# Task to complete:
Locate every line in the records below that contains the word "Registrar", and copy each one.
━━━ Data records
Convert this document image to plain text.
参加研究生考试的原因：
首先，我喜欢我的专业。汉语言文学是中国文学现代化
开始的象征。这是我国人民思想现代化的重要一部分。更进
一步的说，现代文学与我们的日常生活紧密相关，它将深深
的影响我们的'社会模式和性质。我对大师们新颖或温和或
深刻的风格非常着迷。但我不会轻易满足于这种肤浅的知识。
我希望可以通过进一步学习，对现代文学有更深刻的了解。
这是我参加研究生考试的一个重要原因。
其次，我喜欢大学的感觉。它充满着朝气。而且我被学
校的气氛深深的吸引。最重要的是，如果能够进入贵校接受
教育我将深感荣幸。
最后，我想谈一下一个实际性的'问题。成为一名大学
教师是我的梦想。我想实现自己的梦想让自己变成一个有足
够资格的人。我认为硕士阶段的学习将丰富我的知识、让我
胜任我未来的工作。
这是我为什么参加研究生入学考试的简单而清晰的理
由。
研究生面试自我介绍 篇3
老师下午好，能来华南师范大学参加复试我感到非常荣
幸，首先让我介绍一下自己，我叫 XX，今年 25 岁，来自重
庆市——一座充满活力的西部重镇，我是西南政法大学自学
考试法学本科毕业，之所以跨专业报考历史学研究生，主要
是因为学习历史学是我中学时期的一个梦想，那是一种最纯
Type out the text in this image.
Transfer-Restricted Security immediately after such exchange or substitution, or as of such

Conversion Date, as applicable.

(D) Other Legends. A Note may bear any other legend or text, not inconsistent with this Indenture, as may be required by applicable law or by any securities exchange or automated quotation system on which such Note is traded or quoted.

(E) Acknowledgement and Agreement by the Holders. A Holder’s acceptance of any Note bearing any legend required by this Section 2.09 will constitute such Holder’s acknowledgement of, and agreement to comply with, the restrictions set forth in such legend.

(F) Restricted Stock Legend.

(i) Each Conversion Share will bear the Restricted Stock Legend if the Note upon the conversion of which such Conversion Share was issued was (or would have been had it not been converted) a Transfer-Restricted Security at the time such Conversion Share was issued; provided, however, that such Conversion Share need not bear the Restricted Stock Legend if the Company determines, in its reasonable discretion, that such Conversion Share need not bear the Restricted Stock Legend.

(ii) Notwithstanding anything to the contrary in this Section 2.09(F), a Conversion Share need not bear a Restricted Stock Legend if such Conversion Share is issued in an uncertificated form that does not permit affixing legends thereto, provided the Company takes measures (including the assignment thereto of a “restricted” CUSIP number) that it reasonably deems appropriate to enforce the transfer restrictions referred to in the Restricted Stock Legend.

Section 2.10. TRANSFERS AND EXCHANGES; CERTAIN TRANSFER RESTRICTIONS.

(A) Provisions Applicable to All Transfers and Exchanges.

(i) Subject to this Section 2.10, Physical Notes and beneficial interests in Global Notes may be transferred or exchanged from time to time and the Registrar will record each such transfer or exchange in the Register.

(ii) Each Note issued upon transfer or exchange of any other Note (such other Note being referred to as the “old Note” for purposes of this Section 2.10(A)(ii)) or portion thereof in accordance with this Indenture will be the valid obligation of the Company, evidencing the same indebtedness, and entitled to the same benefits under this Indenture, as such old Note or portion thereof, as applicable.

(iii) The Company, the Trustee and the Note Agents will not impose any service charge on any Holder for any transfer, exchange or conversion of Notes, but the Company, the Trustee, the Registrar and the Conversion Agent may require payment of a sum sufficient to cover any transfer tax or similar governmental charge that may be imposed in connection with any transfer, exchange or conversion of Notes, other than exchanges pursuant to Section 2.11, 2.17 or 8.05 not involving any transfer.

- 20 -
━━━━━━
# Correct output:
(i) Subject to this Section 2.10, Physical Notes and beneficial interests in Global Notes may be transferred or exchanged from time to time and the Registrar will record each such transfer or exchange in the Register.
(iii) The Company, the Trustee and the Note Agents will not impose any service charge on any Holder for any transfer, exchange or conversion of Notes, but the Company, the Trustee, the Registrar and the Conversion Agent may require payment of a sum sufficient to cover any transfer tax or similar governmental charge that may be imposed in connection with any transfer, exchange or conversion of Notes, other than exchanges pursuant to Section 2.11, 2.17 or 8.05 not involving any transfer.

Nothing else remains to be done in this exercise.